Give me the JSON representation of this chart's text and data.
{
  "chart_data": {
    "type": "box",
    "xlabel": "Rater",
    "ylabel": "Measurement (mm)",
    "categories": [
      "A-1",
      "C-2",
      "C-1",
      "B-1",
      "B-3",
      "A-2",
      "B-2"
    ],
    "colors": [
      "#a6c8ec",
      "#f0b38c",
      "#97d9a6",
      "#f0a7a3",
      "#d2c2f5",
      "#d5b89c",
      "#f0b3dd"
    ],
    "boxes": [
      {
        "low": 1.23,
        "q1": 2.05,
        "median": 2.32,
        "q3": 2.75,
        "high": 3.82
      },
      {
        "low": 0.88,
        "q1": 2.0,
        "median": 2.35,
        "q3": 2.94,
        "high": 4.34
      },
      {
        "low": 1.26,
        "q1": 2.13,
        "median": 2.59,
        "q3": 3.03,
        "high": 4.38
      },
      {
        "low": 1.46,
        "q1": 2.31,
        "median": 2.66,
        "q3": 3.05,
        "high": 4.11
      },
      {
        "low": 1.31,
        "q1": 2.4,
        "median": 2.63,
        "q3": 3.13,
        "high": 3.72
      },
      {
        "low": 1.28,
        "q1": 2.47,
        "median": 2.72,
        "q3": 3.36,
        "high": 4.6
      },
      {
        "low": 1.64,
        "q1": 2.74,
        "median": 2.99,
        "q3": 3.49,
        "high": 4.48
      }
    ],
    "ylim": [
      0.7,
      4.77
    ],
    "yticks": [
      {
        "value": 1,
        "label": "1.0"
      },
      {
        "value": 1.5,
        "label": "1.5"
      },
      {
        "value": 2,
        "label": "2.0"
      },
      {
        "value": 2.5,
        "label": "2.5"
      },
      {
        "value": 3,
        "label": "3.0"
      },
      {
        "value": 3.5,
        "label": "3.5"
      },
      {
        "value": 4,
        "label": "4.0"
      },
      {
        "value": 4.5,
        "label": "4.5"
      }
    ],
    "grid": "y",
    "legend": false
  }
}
▬▬▬▬▬▬▬▬▬▬
▶ To do: Say how many lines above contain the string "median". Answer with the number only.

▶ Exercise output: 7